• [GIVEN RECORDS]
• • • • •
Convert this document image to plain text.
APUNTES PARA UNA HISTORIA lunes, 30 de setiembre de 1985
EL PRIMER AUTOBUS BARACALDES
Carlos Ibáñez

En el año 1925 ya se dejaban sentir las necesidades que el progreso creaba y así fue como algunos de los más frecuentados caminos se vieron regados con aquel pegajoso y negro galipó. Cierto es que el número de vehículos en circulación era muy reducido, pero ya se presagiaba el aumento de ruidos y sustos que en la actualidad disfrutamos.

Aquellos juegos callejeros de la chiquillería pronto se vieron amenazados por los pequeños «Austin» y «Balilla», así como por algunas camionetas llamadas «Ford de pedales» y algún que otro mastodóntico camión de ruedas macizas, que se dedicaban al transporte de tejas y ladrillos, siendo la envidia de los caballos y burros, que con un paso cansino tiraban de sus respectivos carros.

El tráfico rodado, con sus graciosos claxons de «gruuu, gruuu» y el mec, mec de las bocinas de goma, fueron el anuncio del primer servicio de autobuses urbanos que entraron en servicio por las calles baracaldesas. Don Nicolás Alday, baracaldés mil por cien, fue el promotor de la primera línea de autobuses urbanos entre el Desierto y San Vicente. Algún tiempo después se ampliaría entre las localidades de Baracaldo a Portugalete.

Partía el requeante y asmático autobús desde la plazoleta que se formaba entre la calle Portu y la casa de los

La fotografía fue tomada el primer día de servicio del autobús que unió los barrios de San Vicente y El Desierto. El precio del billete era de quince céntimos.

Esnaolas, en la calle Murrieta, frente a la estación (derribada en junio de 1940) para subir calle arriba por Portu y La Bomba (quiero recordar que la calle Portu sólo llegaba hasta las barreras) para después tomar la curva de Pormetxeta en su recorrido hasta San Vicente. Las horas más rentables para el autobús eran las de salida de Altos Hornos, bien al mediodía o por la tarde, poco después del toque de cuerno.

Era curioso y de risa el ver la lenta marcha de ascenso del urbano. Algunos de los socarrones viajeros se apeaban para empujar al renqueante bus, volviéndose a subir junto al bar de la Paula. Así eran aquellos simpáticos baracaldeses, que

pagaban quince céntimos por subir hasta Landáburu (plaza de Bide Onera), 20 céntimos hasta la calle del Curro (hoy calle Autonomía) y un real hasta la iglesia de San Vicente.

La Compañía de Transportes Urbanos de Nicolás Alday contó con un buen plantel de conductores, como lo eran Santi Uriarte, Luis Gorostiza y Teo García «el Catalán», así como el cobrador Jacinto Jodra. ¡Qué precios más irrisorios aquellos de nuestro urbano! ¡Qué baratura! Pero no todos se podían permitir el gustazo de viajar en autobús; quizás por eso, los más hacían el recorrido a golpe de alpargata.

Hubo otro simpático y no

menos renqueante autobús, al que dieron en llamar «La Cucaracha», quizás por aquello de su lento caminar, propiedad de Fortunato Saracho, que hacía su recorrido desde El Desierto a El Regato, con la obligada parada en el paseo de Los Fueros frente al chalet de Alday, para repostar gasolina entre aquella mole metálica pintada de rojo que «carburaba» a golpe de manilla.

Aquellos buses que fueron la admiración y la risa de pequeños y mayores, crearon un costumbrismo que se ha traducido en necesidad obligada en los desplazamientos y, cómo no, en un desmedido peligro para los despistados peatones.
• • • • •
• [WHAT YOU WILL DO] From the first line to the last, please quote the material above exactly.

• [SOLUTION FOR THIS EXERCISE]
Convert this document image to plain text.
APUNTES PARA UNA HISTORIA lunes, 30 de setiembre de 1985
EL PRIMER AUTOBUS BARACALDES
Carlos Ibáñez

En el año 1925 ya se dejaban sentir las necesidades que el progreso creaba y así fue como algunos de los más frecuentados caminos se vieron regados con aquel pegajoso y negro galipó. Cierto es que el número de vehículos en circulación era muy reducido, pero ya se presagiaba el aumento de ruidos y sustos que en la actualidad disfrutamos.

Aquellos juegos callejeros de la chiquillería pronto se vieron amenazados por los pequeños «Austin» y «Balilla», así como por algunas camionetas llamadas «Ford de pedales» y algún que otro mastodóntico camión de ruedas macizas, que se dedicaban al transporte de tejas y ladrillos, siendo la envidia de los caballos y burros, que con un paso cansino tiraban de sus respectivos carros.

El tráfico rodado, con sus graciosos claxons de «gruuu, gruuu» y el mec, mec de las bocinas de goma, fueron el anuncio del primer servicio de autobuses urbanos que entraron en servicio por las calles baracaldesas. Don Nicolás Alday, baracaldés mil por cien, fue el promotor de la primera línea de autobuses urbanos entre el Desierto y San Vicente. Algún tiempo después se ampliaría entre las localidades de Baracaldo a Portugalete.

Partía el requeante y asmático autobús desde la plazoleta que se formaba entre la calle Portu y la casa de los

La fotografía fue tomada el primer día de servicio del autobús que unió los barrios de San Vicente y El Desierto. El precio del billete era de quince céntimos.

Esnaolas, en la calle Murrieta, frente a la estación (derribada en junio de 1940) para subir calle arriba por Portu y La Bomba (quiero recordar que la calle Portu sólo llegaba hasta las barreras) para después tomar la curva de Pormetxeta en su recorrido hasta San Vicente. Las horas más rentables para el autobús eran las de salida de Altos Hornos, bien al mediodía o por la tarde, poco después del toque de cuerno.

Era curioso y de risa el ver la lenta marcha de ascenso del urbano. Algunos de los socarrones viajeros se apeaban para empujar al renqueante bus, volviéndose a subir junto al bar de la Paula. Así eran aquellos simpáticos baracaldeses, que

pagaban quince céntimos por subir hasta Landáburu (plaza de Bide Onera), 20 céntimos hasta la calle del Curro (hoy calle Autonomía) y un real hasta la iglesia de San Vicente.

La Compañía de Transportes Urbanos de Nicolás Alday contó con un buen plantel de conductores, como lo eran Santi Uriarte, Luis Gorostiza y Teo García «el Catalán», así como el cobrador Jacinto Jodra. ¡Qué precios más irrisorios aquellos de nuestro urbano! ¡Qué baratura! Pero no todos se podían permitir el gustazo de viajar en autobús; quizás por eso, los más hacían el recorrido a golpe de alpargata.

Hubo otro simpático y no

menos renqueante autobús, al que dieron en llamar «La Cucaracha», quizás por aquello de su lento caminar, propiedad de Fortunato Saracho, que hacía su recorrido desde El Desierto a El Regato, con la obligada parada en el paseo de Los Fueros frente al chalet de Alday, para repostar gasolina entre aquella mole metálica pintada de rojo que «carburaba» a golpe de manilla.

Aquellos buses que fueron la admiración y la risa de pequeños y mayores, crearon un costumbrismo que se ha traducido en necesidad obligada en los desplazamientos y, cómo no, en un desmedido peligro para los despistados peatones.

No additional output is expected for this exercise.